◆ **Provided material**
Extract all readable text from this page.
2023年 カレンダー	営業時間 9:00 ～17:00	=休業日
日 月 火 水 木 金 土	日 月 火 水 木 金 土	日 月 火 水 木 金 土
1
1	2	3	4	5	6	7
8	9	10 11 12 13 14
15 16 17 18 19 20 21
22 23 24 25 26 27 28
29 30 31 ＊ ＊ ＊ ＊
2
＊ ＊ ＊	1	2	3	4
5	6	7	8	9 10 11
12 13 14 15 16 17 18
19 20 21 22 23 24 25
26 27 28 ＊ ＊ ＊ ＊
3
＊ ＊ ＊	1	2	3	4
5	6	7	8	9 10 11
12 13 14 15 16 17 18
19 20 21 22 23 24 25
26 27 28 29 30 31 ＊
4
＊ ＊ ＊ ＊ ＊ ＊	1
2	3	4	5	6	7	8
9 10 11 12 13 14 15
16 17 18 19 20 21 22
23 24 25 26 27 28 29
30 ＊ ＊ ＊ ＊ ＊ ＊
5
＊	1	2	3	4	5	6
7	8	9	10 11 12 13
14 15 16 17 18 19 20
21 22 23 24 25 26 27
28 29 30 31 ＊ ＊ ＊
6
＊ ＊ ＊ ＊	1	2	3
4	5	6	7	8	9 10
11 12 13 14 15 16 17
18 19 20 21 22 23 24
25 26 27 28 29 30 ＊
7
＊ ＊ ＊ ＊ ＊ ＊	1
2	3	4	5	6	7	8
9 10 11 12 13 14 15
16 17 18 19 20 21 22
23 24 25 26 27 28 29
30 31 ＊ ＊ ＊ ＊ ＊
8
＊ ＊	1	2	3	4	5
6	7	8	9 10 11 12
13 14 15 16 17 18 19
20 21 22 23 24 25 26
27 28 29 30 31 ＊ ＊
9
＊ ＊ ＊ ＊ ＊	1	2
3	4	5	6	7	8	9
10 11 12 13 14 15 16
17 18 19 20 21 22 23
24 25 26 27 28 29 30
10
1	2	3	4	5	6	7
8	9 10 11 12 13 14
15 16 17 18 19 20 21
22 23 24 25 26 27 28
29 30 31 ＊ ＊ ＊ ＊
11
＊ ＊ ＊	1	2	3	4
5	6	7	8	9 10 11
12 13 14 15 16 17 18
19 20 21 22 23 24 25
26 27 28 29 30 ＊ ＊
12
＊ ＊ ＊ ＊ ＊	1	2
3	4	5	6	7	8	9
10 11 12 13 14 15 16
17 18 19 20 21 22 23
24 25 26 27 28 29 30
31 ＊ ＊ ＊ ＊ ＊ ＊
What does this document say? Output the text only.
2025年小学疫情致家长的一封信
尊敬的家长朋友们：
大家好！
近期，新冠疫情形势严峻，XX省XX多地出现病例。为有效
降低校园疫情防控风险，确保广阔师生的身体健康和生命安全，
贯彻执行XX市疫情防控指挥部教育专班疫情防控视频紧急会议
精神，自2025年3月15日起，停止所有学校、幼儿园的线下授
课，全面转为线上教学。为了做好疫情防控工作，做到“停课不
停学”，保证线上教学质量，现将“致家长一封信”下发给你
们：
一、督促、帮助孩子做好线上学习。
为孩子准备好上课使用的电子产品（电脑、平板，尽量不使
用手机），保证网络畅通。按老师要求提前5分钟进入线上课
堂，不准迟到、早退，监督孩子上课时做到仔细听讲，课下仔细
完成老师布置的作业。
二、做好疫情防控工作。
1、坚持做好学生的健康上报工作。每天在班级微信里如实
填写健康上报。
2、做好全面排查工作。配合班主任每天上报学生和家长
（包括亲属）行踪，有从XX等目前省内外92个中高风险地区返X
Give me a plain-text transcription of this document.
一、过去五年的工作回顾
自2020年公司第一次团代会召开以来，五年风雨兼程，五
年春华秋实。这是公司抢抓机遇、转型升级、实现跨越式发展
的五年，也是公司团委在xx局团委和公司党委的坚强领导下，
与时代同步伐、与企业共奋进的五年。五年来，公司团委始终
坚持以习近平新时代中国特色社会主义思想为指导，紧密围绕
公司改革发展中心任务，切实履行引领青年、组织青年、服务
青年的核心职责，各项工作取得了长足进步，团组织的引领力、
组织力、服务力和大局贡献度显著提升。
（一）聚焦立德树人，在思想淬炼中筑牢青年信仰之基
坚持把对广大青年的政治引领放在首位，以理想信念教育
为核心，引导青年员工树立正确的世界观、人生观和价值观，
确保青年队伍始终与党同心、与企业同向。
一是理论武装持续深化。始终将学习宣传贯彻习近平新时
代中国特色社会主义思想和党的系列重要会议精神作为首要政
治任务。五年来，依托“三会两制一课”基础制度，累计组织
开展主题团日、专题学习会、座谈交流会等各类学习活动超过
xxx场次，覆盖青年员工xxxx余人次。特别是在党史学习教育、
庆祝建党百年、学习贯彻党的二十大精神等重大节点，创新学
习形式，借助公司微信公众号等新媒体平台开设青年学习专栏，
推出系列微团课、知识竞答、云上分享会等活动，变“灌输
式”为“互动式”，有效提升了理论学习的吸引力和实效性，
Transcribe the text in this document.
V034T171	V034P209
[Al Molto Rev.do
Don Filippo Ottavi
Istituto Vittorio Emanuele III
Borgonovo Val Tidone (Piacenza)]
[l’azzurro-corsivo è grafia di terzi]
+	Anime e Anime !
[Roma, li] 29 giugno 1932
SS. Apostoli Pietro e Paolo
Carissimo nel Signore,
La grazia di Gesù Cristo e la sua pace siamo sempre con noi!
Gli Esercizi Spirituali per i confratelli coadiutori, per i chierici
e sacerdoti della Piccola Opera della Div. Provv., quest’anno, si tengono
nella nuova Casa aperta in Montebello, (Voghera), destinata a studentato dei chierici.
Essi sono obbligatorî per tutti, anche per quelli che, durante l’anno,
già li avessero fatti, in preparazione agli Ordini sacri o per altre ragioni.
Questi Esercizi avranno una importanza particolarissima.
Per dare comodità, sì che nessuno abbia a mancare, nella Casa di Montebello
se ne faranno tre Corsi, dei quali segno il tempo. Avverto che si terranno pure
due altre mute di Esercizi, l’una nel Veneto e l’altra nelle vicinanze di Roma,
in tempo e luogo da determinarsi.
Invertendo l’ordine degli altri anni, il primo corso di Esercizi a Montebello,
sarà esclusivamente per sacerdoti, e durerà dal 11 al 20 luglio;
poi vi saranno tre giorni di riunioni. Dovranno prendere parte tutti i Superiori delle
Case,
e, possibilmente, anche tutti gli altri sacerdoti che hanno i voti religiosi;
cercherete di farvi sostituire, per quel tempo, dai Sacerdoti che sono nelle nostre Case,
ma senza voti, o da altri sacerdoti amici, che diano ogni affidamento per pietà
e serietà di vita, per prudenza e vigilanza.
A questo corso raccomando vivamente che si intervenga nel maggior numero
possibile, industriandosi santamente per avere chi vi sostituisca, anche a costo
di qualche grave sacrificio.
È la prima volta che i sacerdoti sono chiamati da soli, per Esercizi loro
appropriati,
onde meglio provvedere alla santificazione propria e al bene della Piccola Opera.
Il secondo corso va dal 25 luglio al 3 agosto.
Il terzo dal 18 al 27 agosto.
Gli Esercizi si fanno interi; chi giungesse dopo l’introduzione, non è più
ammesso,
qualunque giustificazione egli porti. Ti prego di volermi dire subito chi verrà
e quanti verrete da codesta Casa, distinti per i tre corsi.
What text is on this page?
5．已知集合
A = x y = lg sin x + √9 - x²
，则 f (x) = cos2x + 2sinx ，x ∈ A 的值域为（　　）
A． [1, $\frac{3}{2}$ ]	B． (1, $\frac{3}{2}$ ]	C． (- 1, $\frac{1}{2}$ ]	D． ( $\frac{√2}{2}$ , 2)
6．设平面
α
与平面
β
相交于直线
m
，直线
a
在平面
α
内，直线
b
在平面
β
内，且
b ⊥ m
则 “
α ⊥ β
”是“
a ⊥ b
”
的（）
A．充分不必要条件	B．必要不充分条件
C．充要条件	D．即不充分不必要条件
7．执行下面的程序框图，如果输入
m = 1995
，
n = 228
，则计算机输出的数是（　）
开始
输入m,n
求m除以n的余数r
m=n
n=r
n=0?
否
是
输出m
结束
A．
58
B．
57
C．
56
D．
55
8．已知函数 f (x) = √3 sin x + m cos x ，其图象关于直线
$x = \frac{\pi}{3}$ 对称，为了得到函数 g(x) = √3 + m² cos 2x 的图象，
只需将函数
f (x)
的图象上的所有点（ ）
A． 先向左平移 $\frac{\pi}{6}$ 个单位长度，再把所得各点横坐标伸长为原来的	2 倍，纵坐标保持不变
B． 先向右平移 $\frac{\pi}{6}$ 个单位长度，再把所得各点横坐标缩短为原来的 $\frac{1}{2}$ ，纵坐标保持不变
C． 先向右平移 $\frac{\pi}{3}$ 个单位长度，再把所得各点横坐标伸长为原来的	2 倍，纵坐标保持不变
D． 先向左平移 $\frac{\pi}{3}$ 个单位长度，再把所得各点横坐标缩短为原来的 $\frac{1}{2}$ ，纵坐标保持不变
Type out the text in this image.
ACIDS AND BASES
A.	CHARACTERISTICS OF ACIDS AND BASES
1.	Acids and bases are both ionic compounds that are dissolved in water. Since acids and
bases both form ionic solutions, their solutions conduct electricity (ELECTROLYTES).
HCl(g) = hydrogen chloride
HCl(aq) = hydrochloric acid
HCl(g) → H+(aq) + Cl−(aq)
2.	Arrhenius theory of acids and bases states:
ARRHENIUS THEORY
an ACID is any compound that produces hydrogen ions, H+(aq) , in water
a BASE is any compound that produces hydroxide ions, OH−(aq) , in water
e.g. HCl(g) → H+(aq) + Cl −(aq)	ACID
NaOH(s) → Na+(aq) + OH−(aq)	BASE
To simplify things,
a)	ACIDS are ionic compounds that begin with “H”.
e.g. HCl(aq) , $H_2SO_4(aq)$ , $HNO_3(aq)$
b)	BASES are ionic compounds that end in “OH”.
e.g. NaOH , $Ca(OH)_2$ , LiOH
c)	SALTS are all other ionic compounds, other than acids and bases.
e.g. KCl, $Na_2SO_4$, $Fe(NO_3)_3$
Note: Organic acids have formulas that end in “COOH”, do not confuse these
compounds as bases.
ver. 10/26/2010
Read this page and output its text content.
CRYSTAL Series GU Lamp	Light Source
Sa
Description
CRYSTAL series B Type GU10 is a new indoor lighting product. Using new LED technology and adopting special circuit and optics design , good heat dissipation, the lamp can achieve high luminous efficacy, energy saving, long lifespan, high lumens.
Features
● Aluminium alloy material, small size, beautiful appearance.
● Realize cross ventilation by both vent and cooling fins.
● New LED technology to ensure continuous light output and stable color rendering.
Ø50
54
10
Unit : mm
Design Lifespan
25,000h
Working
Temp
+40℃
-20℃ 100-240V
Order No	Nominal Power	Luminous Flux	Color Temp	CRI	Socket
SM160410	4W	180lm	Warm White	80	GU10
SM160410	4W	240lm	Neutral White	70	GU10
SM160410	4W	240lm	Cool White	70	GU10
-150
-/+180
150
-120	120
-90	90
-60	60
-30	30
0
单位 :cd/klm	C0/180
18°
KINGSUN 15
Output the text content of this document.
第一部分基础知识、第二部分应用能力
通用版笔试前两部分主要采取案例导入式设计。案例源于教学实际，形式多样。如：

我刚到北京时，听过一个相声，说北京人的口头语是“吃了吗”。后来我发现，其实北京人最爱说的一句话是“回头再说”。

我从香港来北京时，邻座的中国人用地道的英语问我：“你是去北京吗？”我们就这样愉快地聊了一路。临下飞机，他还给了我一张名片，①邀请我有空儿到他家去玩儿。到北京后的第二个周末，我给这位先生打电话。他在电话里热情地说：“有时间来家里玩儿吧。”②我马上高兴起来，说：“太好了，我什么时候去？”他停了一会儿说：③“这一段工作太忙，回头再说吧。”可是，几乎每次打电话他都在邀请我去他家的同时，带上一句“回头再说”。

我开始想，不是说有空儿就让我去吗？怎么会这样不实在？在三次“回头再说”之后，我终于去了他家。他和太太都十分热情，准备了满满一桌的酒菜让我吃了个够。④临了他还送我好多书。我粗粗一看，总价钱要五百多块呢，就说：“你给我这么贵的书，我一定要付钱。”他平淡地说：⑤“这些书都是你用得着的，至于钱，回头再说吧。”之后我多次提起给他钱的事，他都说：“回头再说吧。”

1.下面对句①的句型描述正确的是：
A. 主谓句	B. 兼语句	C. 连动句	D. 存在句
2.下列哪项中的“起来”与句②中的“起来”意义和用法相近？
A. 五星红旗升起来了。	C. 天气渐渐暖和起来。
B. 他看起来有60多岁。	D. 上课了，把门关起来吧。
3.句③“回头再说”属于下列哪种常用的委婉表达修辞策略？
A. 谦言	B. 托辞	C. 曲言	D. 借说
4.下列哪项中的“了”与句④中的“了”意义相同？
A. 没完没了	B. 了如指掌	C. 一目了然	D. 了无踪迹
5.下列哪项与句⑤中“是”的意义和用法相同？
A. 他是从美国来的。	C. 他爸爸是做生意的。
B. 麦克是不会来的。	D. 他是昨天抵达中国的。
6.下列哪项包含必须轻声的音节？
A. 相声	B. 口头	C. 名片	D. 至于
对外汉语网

◆ **Work to do**
Pull out every line in the data above that has the word "再把所得各点横坐标伸长为原来的".

◆ **Output for this task**
A． 先向左平移 $\frac{\pi}{6}$ 个单位长度，再把所得各点横坐标伸长为原来的	2 倍，纵坐标保持不变
C． 先向右平移 $\frac{\pi}{3}$ 个单位长度，再把所得各点横坐标伸长为原来的	2 倍，纵坐标保持不变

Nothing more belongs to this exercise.